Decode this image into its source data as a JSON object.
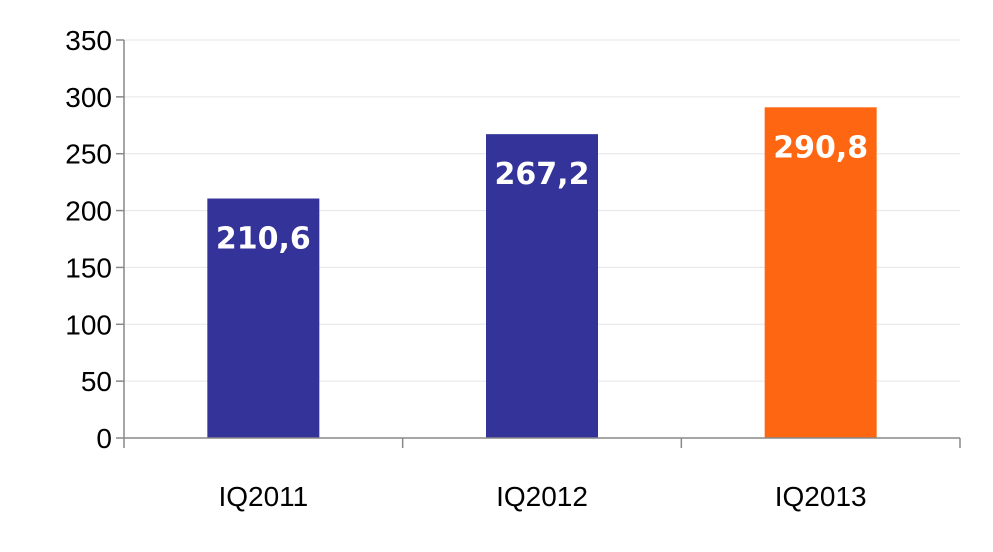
{
  "chart_data": {
    "type": "bar",
    "categories": [
      "IQ2011",
      "IQ2012",
      "IQ2013"
    ],
    "values": [
      210.6,
      267.2,
      290.8
    ],
    "data_labels": [
      "210,6",
      "267,2",
      "290,8"
    ],
    "bar_colors": [
      "#333399",
      "#333399",
      "#ff6611"
    ],
    "title": "",
    "xlabel": "",
    "ylabel": "",
    "ylim": [
      0,
      350
    ],
    "yticks": [
      0,
      50,
      100,
      150,
      200,
      250,
      300,
      350
    ],
    "grid": true,
    "legend": "none"
  }
}
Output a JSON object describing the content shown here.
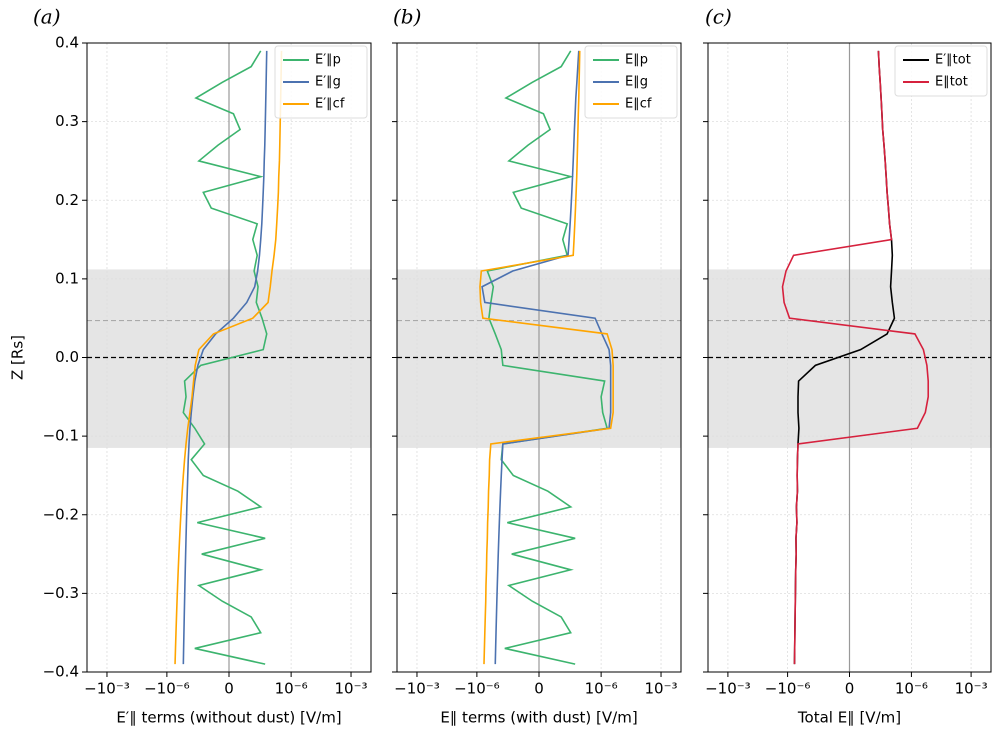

=====

* **Directions**: Copy out all of the data word for word. Do not carry over any picture.

* **Output of the exercise**:
Decode this image into its source data as a JSON object.
{
  "chart_data": {
    "type": "bar",
    "categories": [
      "IQ2011",
      "IQ2012",
      "IQ2013"
    ],
    "values": [
      210.6,
      267.2,
      290.8
    ],
    "data_labels": [
      "210,6",
      "267,2",
      "290,8"
    ],
    "bar_colors": [
      "#333399",
      "#333399",
      "#ff6611"
    ],
    "title": "",
    "xlabel": "",
    "ylabel": "",
    "ylim": [
      0,
      350
    ],
    "yticks": [
      0,
      50,
      100,
      150,
      200,
      250,
      300,
      350
    ],
    "grid": true,
    "legend": "none"
  }
}
Output a JSON object describing the content shown here.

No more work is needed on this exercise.